Whoever said turtles were slow clearly never met Gina the green sea turtle. 

Between February 1 and February 22, Gina, a juvenile sea turtle originally captured in Cocos Island Marine National Park in 2011 by a combined team of Turtle Island-PRETOMA researchers, traveled 310 miles—or roughly 15 miles per day—to seek refuge in the Golfo Dulce of Costa Rica. 

But even more important than her impressive journey was her destination. Gina is among the first sea turtles to be detected in both Cocos Island and Golfo Dulce, establishing potential biological connectivity between these two marine habitats. 

“Gina’s recent migration to the Golfo Dulce is exciting, as it connects not only Costa Rican marine foraging sites, it also provides evidence of transpacific connectivity of marine turtle habitats,” explained Maike Haidemeyer of PRETOMA, a Costa Rican sea turtle conservation organization. 

According to genetic analysis, Gina originally comes from the Western Pacific, but has been living in Cocos Islands for the last few years. In 2014, a team of Turtle Island-PRETOMA researchers attached an acoustic transmitter tag to the turtle to track her movements. But it wasn’t until this February that researchers from the Costa Rican organization Misión Tiburón detected Gina while studying the movements of sharks in Cocos Island and Golfo Dulce using the same acoustic technology. 

Although other green turtles equipped with satellite transmitters in Cocos Island National Park have been tracked migrating towards of the coast of Central America before, Gina is the first to be detected in another feeding ground and her travels clearly connect Cocos Island’s oceanic habitats with coastal ecosystems. 

This finding, scientists say, has strong implications for national marine spatial planning, as well as the definition of regional marine conservation policy.

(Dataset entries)
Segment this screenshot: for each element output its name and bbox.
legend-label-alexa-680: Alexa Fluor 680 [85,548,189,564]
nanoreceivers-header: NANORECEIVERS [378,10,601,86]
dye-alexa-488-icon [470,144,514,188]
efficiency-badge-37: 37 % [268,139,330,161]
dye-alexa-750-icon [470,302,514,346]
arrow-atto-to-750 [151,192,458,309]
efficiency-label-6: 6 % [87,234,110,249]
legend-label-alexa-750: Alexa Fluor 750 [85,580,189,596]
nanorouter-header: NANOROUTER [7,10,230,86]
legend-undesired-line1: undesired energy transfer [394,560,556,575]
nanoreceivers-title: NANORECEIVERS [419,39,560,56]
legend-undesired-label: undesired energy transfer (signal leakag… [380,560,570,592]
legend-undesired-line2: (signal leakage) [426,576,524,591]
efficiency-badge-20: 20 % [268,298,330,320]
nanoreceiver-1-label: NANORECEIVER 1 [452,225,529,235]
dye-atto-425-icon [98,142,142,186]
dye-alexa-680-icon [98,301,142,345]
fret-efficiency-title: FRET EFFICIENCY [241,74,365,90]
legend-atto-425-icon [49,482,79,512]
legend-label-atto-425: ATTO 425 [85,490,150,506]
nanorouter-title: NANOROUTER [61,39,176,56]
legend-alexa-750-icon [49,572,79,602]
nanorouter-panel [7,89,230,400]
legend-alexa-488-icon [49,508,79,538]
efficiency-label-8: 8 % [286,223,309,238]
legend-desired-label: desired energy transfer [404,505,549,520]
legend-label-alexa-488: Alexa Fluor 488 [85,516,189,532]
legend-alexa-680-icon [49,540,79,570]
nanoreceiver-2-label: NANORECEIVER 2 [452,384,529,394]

INSTRUCTIONS:
1. Retype the part of the sea turtle article starting at "Between February 1" and ending at "of Costa Rica.".
2. In the sea turtle article, which organization's researchers detected Gina this February?

TASK SOLUTIONS:
1.
Between February 1 and February 22, Gina, a juvenile sea turtle originally captured in Cocos Island Marine National Park in 2011 by a combined team of Turtle Island-PRETOMA researchers, traveled 310 miles—or roughly 15 miles per day—to seek refuge in the Golfo Dulce of Costa Rica.

2. Researchers from the Costa Rican organization Misión Tiburón.